[Data excerpts]
§

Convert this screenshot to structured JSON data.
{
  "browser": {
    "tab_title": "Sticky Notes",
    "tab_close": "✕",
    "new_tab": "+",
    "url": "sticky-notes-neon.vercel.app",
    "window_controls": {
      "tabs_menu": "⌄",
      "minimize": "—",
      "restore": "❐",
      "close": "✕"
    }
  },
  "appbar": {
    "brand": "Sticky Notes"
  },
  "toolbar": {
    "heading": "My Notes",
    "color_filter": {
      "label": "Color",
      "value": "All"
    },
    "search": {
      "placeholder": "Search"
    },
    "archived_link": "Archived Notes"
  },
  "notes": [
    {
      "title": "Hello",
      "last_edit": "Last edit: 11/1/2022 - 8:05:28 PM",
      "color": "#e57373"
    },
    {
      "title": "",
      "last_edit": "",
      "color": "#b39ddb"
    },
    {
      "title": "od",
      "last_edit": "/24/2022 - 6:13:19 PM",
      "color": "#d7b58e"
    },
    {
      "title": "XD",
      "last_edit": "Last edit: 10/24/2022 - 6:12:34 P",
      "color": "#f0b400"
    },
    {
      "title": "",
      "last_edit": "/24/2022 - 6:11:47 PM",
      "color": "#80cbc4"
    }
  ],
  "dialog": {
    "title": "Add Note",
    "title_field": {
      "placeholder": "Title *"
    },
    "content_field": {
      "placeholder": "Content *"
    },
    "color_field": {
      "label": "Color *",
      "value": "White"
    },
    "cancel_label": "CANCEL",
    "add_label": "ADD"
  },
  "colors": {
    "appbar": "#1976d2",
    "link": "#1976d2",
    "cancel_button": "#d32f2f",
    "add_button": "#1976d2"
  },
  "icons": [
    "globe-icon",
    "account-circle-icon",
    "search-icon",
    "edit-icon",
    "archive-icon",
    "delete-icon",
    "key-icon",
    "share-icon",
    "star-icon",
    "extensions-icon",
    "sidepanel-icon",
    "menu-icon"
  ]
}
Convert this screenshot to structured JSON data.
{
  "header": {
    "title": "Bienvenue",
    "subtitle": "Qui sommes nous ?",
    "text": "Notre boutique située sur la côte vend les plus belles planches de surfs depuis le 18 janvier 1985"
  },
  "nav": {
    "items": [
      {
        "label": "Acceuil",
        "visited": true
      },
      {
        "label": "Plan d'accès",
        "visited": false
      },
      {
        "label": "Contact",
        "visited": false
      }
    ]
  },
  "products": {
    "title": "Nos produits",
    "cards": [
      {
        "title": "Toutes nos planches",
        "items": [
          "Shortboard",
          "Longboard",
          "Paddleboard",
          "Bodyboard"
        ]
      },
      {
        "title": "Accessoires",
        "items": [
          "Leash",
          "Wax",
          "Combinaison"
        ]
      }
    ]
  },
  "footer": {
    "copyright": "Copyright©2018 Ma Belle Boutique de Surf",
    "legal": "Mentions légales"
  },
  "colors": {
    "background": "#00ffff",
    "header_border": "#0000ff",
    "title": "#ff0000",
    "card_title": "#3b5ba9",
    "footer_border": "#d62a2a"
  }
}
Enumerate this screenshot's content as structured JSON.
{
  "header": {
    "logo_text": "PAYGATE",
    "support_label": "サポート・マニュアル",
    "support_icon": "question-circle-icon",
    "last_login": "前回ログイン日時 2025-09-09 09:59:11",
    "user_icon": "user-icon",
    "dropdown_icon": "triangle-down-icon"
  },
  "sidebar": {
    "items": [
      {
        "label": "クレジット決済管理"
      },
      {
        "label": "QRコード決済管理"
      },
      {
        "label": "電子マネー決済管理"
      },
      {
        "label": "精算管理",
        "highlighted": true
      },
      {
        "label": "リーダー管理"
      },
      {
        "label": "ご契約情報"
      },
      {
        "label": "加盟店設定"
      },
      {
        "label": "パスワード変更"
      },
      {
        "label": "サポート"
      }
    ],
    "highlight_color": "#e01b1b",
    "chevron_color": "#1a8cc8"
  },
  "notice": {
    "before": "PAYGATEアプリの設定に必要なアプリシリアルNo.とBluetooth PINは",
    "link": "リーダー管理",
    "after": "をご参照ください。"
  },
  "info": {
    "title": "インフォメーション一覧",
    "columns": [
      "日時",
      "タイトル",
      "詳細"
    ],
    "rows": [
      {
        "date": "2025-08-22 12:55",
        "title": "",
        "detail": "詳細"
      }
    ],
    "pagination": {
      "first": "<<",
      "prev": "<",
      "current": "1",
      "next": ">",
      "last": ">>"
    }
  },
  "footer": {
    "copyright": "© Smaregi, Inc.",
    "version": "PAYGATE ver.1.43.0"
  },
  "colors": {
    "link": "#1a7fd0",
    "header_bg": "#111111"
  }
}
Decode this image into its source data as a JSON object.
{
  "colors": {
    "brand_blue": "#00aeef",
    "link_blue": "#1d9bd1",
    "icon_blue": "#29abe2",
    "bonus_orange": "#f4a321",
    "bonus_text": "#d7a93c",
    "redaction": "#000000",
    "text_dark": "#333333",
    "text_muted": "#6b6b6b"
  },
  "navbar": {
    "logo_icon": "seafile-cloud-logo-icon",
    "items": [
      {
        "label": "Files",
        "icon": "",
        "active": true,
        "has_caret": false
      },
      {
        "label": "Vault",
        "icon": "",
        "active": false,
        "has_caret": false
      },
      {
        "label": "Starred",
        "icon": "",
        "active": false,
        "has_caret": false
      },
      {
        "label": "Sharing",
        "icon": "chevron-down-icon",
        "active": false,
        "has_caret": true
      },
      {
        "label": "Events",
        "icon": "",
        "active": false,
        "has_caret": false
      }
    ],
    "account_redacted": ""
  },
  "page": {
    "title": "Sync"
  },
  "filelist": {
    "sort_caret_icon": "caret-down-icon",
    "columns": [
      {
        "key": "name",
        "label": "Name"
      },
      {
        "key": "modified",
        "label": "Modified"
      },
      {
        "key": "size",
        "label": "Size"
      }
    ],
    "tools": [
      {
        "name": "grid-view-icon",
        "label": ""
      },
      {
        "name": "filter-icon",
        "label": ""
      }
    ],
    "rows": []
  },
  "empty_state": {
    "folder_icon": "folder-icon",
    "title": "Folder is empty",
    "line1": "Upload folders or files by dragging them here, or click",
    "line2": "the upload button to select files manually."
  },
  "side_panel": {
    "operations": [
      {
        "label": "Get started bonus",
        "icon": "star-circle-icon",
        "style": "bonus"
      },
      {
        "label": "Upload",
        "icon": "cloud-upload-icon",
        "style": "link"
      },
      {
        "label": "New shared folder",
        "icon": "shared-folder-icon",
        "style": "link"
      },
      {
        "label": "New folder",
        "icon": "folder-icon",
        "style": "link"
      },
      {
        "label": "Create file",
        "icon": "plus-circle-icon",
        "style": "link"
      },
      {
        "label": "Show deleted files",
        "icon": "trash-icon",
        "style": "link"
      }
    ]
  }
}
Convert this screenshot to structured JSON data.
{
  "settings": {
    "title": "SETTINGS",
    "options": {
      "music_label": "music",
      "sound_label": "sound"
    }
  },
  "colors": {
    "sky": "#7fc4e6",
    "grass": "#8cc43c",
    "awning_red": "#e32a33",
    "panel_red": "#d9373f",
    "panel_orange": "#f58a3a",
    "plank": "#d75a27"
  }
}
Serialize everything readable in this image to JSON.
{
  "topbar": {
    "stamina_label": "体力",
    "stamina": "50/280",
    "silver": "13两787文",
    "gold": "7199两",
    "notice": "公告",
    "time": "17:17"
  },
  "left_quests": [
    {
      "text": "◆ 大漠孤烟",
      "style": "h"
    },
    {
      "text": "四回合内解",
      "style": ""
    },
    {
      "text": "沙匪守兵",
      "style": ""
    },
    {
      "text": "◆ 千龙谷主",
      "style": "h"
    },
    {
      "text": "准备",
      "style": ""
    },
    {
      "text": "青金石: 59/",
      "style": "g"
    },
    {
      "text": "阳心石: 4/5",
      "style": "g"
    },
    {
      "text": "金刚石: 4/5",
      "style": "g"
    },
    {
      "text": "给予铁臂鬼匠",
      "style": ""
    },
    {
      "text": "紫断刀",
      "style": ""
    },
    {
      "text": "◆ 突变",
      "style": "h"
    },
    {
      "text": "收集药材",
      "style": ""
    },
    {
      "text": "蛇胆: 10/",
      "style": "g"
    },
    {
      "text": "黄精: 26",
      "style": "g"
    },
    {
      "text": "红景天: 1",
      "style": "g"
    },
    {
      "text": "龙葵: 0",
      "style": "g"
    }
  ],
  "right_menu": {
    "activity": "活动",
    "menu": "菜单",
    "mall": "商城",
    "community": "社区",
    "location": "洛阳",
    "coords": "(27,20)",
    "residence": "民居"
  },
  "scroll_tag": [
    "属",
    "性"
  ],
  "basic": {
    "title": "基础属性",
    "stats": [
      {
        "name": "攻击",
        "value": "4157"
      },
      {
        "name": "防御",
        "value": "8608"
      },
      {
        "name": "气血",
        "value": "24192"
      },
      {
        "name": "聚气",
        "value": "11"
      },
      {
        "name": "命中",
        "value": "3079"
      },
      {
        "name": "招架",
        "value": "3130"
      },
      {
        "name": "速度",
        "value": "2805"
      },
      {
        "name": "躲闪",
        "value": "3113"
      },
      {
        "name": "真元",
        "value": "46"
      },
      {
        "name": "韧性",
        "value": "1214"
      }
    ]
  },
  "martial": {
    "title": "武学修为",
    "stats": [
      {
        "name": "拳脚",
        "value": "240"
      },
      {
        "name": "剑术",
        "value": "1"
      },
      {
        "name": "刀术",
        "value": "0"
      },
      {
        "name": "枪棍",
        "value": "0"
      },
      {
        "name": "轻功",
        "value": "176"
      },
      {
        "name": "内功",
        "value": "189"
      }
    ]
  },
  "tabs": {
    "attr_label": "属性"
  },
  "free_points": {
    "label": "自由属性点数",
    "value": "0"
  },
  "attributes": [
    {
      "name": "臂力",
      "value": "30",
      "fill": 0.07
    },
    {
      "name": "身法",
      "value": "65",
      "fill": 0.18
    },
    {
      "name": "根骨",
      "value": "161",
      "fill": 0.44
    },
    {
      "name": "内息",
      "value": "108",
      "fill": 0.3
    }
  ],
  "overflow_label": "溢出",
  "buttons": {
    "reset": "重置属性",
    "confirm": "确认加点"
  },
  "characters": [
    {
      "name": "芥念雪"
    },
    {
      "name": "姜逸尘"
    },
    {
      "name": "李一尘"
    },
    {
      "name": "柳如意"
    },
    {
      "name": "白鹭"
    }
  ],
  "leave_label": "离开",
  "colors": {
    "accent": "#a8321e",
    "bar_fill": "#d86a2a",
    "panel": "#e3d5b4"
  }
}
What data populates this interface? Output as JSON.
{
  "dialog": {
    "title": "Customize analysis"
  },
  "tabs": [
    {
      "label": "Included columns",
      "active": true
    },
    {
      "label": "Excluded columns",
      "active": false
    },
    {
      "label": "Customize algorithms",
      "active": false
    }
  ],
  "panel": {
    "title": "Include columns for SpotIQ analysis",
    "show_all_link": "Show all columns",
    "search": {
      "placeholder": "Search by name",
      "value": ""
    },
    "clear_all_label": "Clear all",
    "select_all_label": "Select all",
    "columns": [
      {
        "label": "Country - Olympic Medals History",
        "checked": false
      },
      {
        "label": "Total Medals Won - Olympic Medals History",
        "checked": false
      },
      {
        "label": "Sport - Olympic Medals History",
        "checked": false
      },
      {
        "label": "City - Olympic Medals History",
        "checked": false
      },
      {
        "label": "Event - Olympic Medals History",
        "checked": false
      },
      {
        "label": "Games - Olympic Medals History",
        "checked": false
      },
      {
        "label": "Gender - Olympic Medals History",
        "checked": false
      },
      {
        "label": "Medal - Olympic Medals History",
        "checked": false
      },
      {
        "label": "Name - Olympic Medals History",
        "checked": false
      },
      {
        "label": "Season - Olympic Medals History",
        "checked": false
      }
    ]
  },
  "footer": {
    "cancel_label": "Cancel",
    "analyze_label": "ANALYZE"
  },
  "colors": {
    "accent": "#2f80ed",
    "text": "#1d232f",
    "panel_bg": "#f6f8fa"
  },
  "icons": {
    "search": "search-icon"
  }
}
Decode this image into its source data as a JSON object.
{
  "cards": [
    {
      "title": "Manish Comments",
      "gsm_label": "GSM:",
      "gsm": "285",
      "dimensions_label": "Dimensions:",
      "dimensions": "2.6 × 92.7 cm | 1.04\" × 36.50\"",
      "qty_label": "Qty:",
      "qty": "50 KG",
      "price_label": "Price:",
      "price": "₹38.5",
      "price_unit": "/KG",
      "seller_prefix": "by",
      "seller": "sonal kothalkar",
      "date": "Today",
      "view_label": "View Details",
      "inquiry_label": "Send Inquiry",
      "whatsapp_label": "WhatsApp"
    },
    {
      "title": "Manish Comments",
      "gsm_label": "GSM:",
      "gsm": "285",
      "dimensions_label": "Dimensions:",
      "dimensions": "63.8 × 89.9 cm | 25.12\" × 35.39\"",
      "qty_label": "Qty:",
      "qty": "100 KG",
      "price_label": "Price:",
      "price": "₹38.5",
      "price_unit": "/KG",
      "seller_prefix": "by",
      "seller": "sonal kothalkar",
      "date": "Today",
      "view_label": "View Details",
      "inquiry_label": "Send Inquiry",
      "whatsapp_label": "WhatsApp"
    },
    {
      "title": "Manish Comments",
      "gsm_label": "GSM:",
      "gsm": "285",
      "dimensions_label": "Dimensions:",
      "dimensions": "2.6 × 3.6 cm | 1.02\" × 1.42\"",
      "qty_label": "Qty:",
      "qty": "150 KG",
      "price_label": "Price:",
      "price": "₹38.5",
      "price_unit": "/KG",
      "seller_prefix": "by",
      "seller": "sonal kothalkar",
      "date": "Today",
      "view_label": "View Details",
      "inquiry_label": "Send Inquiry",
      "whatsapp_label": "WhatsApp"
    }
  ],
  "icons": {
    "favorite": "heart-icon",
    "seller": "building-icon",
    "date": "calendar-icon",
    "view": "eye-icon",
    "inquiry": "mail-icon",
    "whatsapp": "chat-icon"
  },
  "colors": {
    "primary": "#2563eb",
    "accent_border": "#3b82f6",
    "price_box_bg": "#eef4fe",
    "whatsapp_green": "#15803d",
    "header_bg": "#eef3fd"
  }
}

§

[Problem requirements] Pull out every line in the data above that has the word "plus".

[Exercise result]
    "text": "Notre boutique située sur la côte vend les plus belles planches de surfs depuis le 18 janvier 1985"
        "icon": "plus-circle-icon",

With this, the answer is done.